__DATASET ENTRIES__.
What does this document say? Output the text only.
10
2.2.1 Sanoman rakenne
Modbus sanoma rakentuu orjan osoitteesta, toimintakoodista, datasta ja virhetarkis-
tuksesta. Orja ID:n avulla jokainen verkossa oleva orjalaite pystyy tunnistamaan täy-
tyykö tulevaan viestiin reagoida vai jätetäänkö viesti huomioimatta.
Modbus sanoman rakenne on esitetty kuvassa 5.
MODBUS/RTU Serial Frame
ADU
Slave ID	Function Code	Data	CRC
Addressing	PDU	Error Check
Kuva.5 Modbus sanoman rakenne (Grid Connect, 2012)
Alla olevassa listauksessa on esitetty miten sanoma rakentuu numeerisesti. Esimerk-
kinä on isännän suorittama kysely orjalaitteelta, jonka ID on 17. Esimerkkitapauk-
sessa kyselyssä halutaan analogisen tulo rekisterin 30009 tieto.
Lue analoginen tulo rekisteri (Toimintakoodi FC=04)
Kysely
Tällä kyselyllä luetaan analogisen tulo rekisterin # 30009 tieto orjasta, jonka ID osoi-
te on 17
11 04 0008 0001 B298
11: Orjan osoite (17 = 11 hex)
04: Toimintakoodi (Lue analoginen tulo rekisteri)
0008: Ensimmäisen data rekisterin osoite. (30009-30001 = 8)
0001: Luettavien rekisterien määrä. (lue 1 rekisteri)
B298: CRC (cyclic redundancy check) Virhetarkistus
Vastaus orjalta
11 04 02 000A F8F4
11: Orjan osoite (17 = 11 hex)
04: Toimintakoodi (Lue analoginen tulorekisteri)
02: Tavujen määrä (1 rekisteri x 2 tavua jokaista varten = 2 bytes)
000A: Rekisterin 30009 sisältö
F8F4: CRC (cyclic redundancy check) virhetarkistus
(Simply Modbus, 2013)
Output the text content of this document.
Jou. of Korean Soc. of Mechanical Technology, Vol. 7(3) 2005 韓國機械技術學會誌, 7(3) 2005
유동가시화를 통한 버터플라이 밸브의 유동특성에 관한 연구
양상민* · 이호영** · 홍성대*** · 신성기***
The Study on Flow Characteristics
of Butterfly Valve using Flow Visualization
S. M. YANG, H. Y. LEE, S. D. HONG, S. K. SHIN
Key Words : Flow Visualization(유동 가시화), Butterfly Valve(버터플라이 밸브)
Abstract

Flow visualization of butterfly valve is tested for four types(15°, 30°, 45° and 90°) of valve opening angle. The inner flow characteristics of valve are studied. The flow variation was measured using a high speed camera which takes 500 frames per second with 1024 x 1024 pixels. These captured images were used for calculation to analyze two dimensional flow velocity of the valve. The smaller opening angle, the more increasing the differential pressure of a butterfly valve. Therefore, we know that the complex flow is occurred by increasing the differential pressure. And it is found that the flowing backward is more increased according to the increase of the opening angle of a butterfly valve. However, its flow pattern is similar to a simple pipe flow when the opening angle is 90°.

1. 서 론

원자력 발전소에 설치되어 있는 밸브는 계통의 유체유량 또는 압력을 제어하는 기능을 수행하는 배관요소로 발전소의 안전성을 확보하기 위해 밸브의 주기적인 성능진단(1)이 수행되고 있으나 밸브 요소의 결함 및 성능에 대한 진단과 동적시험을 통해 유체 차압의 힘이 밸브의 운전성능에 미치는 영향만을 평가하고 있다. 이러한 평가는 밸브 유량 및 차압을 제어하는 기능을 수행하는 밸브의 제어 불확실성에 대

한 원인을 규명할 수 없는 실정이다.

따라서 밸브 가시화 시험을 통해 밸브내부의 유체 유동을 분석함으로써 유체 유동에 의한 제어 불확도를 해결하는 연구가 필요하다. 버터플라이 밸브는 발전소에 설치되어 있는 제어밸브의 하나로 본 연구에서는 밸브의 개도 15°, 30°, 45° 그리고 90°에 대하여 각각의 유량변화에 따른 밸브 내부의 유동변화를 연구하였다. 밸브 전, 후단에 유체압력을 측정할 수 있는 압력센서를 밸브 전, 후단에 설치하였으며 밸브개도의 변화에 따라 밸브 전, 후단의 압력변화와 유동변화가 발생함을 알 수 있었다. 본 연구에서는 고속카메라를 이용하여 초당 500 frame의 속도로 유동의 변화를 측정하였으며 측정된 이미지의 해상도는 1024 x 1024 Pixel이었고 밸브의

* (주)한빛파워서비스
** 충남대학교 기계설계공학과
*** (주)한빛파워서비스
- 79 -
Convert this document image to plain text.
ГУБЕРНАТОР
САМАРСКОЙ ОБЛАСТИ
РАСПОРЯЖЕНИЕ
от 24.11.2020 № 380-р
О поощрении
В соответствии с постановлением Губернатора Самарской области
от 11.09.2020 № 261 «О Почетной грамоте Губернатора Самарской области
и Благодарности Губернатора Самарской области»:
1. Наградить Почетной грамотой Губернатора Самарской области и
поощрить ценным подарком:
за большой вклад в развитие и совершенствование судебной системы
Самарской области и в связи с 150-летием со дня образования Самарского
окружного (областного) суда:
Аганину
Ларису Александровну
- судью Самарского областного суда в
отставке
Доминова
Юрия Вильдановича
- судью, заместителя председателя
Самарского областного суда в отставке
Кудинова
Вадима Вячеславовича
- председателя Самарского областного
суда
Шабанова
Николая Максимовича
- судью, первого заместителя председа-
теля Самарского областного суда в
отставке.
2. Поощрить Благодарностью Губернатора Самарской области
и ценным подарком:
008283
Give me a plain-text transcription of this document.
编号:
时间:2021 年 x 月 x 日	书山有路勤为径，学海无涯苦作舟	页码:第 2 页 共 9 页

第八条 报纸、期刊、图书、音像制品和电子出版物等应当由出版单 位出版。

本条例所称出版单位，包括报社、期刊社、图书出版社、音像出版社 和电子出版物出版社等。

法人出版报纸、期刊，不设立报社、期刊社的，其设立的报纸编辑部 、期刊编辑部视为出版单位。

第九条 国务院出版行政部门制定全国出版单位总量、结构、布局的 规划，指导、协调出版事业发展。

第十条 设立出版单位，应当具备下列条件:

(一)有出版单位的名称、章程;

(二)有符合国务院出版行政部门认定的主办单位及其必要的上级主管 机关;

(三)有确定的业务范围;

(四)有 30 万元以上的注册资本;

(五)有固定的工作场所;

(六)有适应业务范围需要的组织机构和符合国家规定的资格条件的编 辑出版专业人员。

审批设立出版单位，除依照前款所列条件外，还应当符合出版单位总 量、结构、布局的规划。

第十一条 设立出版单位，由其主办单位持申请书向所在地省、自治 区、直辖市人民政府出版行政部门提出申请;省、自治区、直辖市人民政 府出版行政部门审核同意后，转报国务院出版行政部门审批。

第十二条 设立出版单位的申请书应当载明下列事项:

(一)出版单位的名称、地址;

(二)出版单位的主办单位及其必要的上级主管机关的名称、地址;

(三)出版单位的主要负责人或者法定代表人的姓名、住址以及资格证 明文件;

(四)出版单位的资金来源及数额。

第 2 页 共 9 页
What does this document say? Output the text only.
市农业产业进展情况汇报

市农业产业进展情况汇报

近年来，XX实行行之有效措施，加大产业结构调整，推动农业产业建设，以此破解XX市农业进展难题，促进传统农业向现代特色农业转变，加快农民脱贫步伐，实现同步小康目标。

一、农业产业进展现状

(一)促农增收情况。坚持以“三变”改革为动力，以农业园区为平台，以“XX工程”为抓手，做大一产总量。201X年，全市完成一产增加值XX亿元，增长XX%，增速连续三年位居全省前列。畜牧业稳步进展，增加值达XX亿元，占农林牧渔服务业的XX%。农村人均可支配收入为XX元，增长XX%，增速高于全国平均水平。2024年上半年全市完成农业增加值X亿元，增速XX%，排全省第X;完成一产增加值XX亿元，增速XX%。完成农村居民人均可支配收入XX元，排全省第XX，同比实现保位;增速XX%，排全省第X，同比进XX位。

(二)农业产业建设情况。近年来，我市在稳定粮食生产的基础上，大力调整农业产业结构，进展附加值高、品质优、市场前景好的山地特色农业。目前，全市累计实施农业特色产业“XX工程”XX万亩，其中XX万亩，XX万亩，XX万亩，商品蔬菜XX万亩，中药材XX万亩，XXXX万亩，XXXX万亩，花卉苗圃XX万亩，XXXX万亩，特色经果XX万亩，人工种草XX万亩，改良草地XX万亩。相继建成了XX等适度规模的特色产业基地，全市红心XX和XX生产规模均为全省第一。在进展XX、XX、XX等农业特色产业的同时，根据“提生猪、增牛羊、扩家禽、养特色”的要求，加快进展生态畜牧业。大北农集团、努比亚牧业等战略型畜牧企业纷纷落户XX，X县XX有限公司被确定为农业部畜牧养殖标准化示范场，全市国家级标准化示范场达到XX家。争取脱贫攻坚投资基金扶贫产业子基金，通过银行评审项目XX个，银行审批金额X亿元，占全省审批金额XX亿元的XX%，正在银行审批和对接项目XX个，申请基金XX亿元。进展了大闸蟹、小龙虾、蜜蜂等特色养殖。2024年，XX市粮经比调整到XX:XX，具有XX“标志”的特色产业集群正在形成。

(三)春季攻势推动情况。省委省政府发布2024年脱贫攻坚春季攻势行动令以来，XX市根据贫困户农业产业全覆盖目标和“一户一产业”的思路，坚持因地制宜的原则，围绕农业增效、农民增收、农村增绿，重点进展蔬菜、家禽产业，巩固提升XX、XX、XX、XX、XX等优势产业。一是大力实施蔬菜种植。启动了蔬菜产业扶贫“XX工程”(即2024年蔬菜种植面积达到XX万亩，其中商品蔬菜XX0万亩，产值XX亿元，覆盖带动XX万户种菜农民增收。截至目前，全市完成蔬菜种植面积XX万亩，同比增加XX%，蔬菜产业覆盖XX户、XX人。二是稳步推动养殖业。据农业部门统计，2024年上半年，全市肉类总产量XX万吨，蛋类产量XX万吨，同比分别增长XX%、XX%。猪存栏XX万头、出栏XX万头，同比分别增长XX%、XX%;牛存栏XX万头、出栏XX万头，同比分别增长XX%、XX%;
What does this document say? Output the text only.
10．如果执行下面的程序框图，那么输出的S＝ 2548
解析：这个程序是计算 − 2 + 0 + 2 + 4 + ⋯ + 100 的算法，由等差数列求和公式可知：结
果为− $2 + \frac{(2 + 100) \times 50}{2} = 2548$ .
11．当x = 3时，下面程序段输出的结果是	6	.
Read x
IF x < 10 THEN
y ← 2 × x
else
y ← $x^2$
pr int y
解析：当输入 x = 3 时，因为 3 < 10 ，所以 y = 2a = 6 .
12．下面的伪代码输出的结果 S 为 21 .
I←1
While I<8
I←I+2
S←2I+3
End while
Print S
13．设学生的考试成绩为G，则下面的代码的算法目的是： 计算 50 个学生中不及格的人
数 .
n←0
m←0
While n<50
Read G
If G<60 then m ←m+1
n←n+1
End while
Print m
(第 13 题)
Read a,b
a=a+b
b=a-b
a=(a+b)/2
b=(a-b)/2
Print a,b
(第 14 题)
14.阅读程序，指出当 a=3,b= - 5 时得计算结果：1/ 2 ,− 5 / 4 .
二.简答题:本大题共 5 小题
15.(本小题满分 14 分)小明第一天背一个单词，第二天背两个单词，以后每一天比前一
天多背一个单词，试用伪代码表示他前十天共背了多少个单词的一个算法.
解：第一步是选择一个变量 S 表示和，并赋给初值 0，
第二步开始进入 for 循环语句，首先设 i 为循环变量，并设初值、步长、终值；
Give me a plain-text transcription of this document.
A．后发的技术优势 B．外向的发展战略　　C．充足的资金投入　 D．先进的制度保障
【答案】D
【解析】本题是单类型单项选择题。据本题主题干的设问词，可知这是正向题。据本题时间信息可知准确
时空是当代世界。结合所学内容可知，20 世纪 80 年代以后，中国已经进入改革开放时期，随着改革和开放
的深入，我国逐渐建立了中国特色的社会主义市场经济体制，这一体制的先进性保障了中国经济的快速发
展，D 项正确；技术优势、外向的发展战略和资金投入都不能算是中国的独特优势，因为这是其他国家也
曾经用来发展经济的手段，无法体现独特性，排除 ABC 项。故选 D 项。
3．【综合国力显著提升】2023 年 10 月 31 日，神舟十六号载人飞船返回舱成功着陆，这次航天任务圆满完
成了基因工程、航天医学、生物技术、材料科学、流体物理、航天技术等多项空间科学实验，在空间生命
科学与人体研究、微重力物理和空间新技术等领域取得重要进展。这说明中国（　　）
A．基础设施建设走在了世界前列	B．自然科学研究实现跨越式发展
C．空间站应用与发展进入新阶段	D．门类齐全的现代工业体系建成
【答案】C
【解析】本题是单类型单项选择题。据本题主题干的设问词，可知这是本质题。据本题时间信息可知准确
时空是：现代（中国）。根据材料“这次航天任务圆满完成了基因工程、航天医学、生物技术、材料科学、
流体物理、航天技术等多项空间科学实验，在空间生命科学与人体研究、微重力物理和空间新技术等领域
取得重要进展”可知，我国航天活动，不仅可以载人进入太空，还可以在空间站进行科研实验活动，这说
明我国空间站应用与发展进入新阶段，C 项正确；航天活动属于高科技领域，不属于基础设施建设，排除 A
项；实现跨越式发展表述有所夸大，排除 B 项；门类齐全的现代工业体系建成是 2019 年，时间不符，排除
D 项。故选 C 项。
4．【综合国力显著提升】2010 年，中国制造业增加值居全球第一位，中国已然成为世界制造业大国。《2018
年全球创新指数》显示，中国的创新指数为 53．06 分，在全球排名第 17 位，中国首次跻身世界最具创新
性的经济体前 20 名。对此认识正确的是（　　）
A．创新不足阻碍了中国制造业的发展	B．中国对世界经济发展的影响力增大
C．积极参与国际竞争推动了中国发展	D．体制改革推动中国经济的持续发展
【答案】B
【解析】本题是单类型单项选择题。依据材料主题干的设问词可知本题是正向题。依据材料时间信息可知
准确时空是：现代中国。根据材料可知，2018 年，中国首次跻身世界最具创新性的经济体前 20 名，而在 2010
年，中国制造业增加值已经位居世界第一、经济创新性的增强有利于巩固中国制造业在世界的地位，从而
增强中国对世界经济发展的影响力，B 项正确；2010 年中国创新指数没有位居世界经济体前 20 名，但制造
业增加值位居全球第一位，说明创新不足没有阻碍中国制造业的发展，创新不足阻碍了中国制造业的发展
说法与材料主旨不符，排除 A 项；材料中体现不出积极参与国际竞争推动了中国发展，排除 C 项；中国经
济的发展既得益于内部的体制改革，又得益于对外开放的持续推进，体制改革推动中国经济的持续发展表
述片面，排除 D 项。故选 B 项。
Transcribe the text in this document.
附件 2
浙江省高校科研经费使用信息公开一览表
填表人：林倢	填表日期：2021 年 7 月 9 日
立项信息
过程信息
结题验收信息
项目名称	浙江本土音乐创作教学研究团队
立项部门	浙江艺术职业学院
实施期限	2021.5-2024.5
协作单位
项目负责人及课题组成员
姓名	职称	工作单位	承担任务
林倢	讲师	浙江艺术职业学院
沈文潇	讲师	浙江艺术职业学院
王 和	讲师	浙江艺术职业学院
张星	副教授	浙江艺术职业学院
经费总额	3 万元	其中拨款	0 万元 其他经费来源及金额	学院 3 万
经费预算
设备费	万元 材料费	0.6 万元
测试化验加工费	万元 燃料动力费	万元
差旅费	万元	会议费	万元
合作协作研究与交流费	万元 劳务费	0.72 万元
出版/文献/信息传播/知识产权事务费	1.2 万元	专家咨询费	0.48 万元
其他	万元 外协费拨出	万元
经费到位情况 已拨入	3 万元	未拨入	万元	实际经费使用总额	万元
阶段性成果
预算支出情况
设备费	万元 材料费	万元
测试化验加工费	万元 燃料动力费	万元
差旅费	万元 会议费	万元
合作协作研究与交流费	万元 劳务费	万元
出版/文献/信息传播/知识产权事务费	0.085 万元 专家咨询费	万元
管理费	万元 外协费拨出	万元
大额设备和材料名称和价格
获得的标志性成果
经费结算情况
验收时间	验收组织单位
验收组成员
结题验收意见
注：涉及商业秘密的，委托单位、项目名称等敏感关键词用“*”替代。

__PROBLEM REQUIREMENTS__.
From the entries above, copy out every line where the string "председателя" appears.

__FINISHED TASK__.
- судью, заместителя председателя
- председателя Самарского областного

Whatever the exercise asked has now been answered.